§ **What to do**
Copy out the data below verbatim.

§ **Records shown**
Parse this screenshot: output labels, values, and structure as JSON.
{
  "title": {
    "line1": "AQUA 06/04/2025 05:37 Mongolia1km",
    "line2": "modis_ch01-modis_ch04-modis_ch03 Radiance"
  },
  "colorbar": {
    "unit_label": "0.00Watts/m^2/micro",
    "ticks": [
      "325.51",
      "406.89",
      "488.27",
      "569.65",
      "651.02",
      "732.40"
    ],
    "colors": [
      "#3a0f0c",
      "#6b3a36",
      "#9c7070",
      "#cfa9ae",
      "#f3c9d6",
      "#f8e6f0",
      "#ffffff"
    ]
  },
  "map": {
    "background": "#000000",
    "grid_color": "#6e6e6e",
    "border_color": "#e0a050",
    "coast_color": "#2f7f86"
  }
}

§ **Solution to the problem**
Parse this screenshot: output labels, values, and structure as JSON.
{
  "title": {
    "line1": "AQUA 06/04/2025 05:37 Mongolia1km",
    "line2": "modis_ch01-modis_ch04-modis_ch03 Radiance"
  },
  "colorbar": {
    "unit_label": "0.00Watts/m^2/micro",
    "ticks": [
      "325.51",
      "406.89",
      "488.27",
      "569.65",
      "651.02",
      "732.40"
    ],
    "colors": [
      "#3a0f0c",
      "#6b3a36",
      "#9c7070",
      "#cfa9ae",
      "#f3c9d6",
      "#f8e6f0",
      "#ffffff"
    ]
  },
  "map": {
    "background": "#000000",
    "grid_color": "#6e6e6e",
    "border_color": "#e0a050",
    "coast_color": "#2f7f86"
  }
}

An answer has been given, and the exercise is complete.